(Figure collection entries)
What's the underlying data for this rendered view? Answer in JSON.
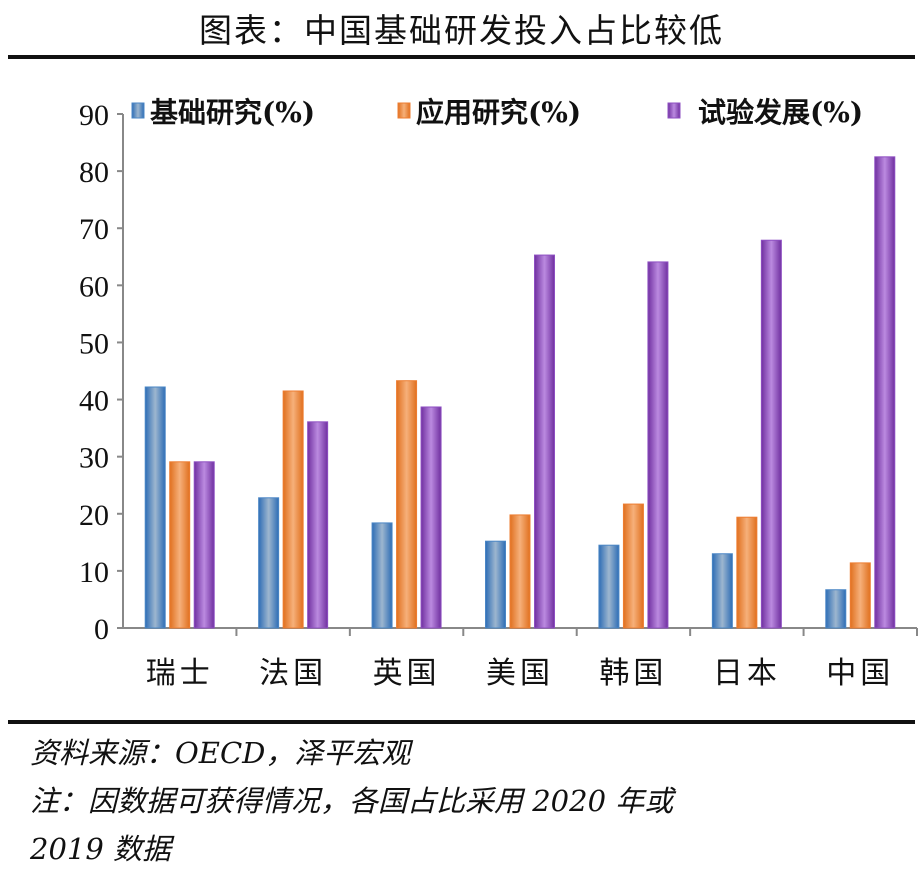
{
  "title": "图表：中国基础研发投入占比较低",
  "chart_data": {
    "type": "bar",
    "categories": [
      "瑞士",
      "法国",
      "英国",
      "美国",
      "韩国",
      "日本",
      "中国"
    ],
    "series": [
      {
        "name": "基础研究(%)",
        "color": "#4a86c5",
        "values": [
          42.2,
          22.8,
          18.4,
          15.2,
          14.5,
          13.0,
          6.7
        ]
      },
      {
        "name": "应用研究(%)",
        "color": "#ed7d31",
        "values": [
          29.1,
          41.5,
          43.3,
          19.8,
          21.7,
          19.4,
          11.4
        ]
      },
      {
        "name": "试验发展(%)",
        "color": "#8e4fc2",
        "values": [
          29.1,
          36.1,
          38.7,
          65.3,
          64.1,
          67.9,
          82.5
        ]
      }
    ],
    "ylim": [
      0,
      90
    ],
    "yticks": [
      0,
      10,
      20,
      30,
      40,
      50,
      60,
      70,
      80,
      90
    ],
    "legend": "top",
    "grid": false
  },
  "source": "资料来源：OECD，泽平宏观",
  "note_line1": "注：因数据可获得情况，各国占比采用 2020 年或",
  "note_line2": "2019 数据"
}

| What is expected |
All of the lines above should be retyped precisely, apart from the pictures.

| Full output |
What's the underlying data for this rendered view? Answer in JSON.
{
  "title": "图表：中国基础研发投入占比较低",
  "chart_data": {
    "type": "bar",
    "categories": [
      "瑞士",
      "法国",
      "英国",
      "美国",
      "韩国",
      "日本",
      "中国"
    ],
    "series": [
      {
        "name": "基础研究(%)",
        "color": "#4a86c5",
        "values": [
          42.2,
          22.8,
          18.4,
          15.2,
          14.5,
          13.0,
          6.7
        ]
      },
      {
        "name": "应用研究(%)",
        "color": "#ed7d31",
        "values": [
          29.1,
          41.5,
          43.3,
          19.8,
          21.7,
          19.4,
          11.4
        ]
      },
      {
        "name": "试验发展(%)",
        "color": "#8e4fc2",
        "values": [
          29.1,
          36.1,
          38.7,
          65.3,
          64.1,
          67.9,
          82.5
        ]
      }
    ],
    "ylim": [
      0,
      90
    ],
    "yticks": [
      0,
      10,
      20,
      30,
      40,
      50,
      60,
      70,
      80,
      90
    ],
    "legend": "top",
    "grid": false
  },
  "source": "资料来源：OECD，泽平宏观",
  "note_line1": "注：因数据可获得情况，各国占比采用 2020 年或",
  "note_line2": "2019 数据"
}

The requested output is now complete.